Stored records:
+ + + +
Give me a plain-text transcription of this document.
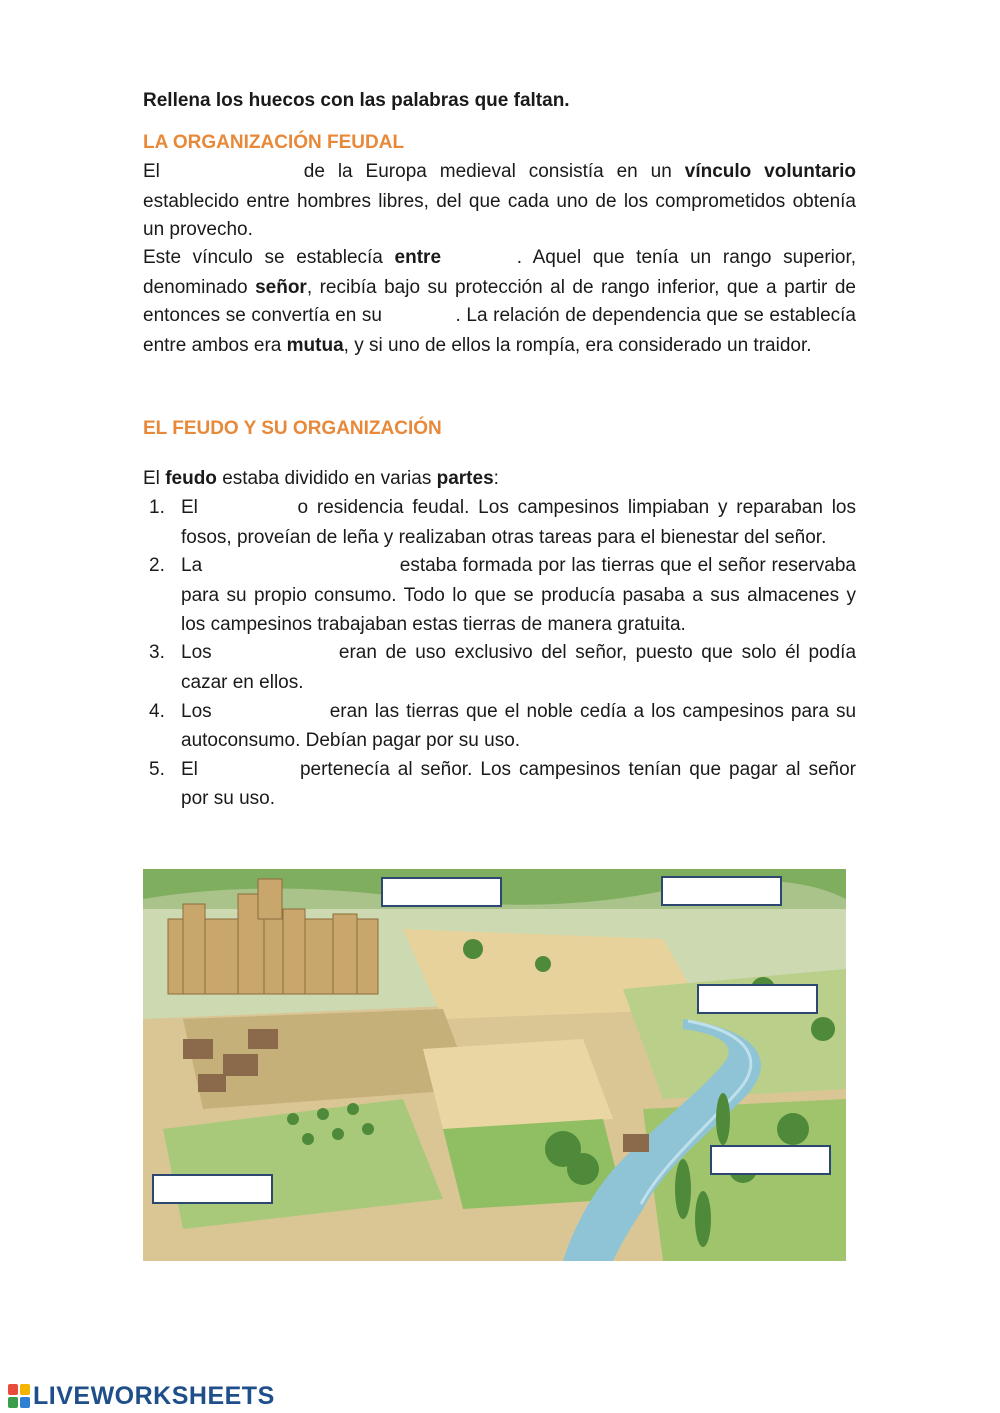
Rellena los huecos con las palabras que faltan.
LA ORGANIZACIÓN FEUDAL
El	de la Europa medieval consistía en un vínculo voluntario establecido entre hombres libres, del que cada uno de los comprometidos obtenía un provecho.
Este vínculo se establecía entre	. Aquel que tenía un rango superior, denominado señor, recibía bajo su protección al de rango inferior, que a partir de entonces se convertía en su	. La relación de dependencia que se establecía entre ambos era mutua, y si uno de ellos la rompía, era considerado un traidor.
EL FEUDO Y SU ORGANIZACIÓN
El feudo estaba dividido en varias partes:
1. El	o residencia feudal. Los campesinos limpiaban y reparaban los fosos, proveían de leña y realizaban otras tareas para el bienestar del señor.
2. La	estaba formada por las tierras que el señor reservaba para su propio consumo. Todo lo que se producía pasaba a sus almacenes y los campesinos trabajaban estas tierras de manera gratuita.
3. Los	eran de uso exclusivo del señor, puesto que solo él podía cazar en ellos.
4. Los	eran las tierras que el noble cedía a los campesinos para su autoconsumo. Debían pagar por su uso.
5. El	pertenecía al señor. Los campesinos tenían que pagar al señor por su uso.
LIVEWORKSHEETS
+ + + +
-- Objective --
Pick out the lines containing the word "pagar" and show them.

-- Solution to this exercise --
4. Los	eran las tierras que el noble cedía a los campesinos para su autoconsumo. Debían pagar por su uso.
5. El	pertenecía al señor. Los campesinos tenían que pagar al señor por su uso.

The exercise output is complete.